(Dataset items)
┌──
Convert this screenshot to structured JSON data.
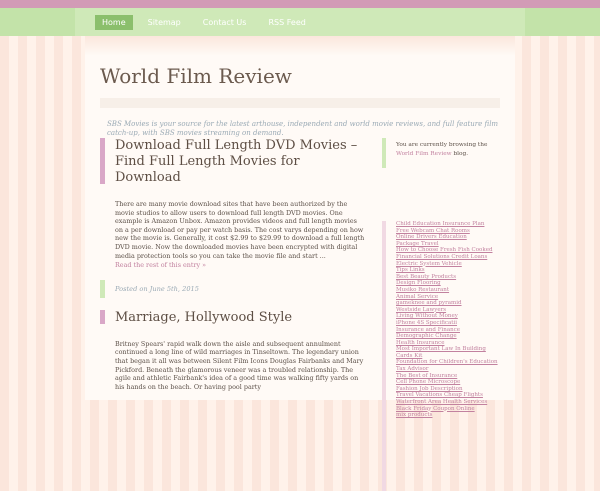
{
  "nav": {
    "items": [
      {
        "label": "Home",
        "active": true
      },
      {
        "label": "Sitemap",
        "active": false
      },
      {
        "label": "Contact Us",
        "active": false
      },
      {
        "label": "RSS Feed",
        "active": false
      }
    ]
  },
  "header": {
    "title": "World Film Review",
    "tagline": "SBS Movies is your source for the latest arthouse, independent and world movie reviews, and full feature film catch-up, with SBS movies streaming on demand."
  },
  "posts": [
    {
      "title": "Download Full Length DVD Movies – Find Full Length Movies for Download",
      "body": "There are many movie download sites that have been authorized by the movie studios to allow users to download full length DVD movies. One example is Amazon Unbox. Amazon provides videos and full length movies on a per download or pay per watch basis. The cost varys depending on how new the movie is. Generally, it cost $2.99 to $29.99 to download a full length DVD movie. Now the downloaded movies have been encrypted with digital media protection tools so you can take the movie file and start ...",
      "read_more": "Read the rest of this entry »",
      "meta": "Posted on June 5th, 2015"
    },
    {
      "title": "Marriage, Hollywood Style",
      "body": "Britney Spears' rapid walk down the aisle and subsequent annulment continued a long line of wild marriages in Tinseltown. The legendary union that began it all was between Silent Film Icons Douglas Fairbanks and Mary Pickford. Beneath the glamorous veneer was a troubled relationship. The agile and athletic Fairbank's idea of a good time was walking fifty yards on his hands on the beach. Or having pool party"
    }
  ],
  "sidebar": {
    "browse_prefix": "You are currently browsing the",
    "browse_link": "World Film Review",
    "browse_suffix": "blog.",
    "links": [
      "Child Education Insurance Plan",
      "Free Webcam Chat Rooms",
      "Online Drivers Education",
      "Package Travel",
      "How to Choose Fresh Fish Cooked",
      "Financial Solutions Credit Loans",
      "Electric System Vehicle",
      "Tips Links",
      "Best Beauty Products",
      "Design Flooring",
      "Musiko Restaurant",
      "Animal Service",
      "gameknee and pyramid",
      "Westside Lawyers",
      "Living Without Money",
      "iPhone 4S Specificatii",
      "Insurance and Finance",
      "Demographic Change",
      "Health Insurance",
      "Most Important Law In Building",
      "Cards Kit",
      "Foundation for Children's Education",
      "Tax Advisor",
      "The Best of Insurance",
      "Cell Phone Microscope",
      "Fashion Job Description",
      "Travel Vacations Cheap Flights",
      "Waterfront Area Health Services",
      "Black Friday Coupon Online",
      "mix products"
    ]
  }
}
└──
▸ AIM
Can you repeat every record above exactly, apart from the pictures?

▸ EXPECTED ANSWER
Convert this screenshot to structured JSON data.
{
  "nav": {
    "items": [
      {
        "label": "Home",
        "active": true
      },
      {
        "label": "Sitemap",
        "active": false
      },
      {
        "label": "Contact Us",
        "active": false
      },
      {
        "label": "RSS Feed",
        "active": false
      }
    ]
  },
  "header": {
    "title": "World Film Review",
    "tagline": "SBS Movies is your source for the latest arthouse, independent and world movie reviews, and full feature film catch-up, with SBS movies streaming on demand."
  },
  "posts": [
    {
      "title": "Download Full Length DVD Movies – Find Full Length Movies for Download",
      "body": "There are many movie download sites that have been authorized by the movie studios to allow users to download full length DVD movies. One example is Amazon Unbox. Amazon provides videos and full length movies on a per download or pay per watch basis. The cost varys depending on how new the movie is. Generally, it cost $2.99 to $29.99 to download a full length DVD movie. Now the downloaded movies have been encrypted with digital media protection tools so you can take the movie file and start ...",
      "read_more": "Read the rest of this entry »",
      "meta": "Posted on June 5th, 2015"
    },
    {
      "title": "Marriage, Hollywood Style",
      "body": "Britney Spears' rapid walk down the aisle and subsequent annulment continued a long line of wild marriages in Tinseltown. The legendary union that began it all was between Silent Film Icons Douglas Fairbanks and Mary Pickford. Beneath the glamorous veneer was a troubled relationship. The agile and athletic Fairbank's idea of a good time was walking fifty yards on his hands on the beach. Or having pool party"
    }
  ],
  "sidebar": {
    "browse_prefix": "You are currently browsing the",
    "browse_link": "World Film Review",
    "browse_suffix": "blog.",
    "links": [
      "Child Education Insurance Plan",
      "Free Webcam Chat Rooms",
      "Online Drivers Education",
      "Package Travel",
      "How to Choose Fresh Fish Cooked",
      "Financial Solutions Credit Loans",
      "Electric System Vehicle",
      "Tips Links",
      "Best Beauty Products",
      "Design Flooring",
      "Musiko Restaurant",
      "Animal Service",
      "gameknee and pyramid",
      "Westside Lawyers",
      "Living Without Money",
      "iPhone 4S Specificatii",
      "Insurance and Finance",
      "Demographic Change",
      "Health Insurance",
      "Most Important Law In Building",
      "Cards Kit",
      "Foundation for Children's Education",
      "Tax Advisor",
      "The Best of Insurance",
      "Cell Phone Microscope",
      "Fashion Job Description",
      "Travel Vacations Cheap Flights",
      "Waterfront Area Health Services",
      "Black Friday Coupon Online",
      "mix products"
    ]
  }
}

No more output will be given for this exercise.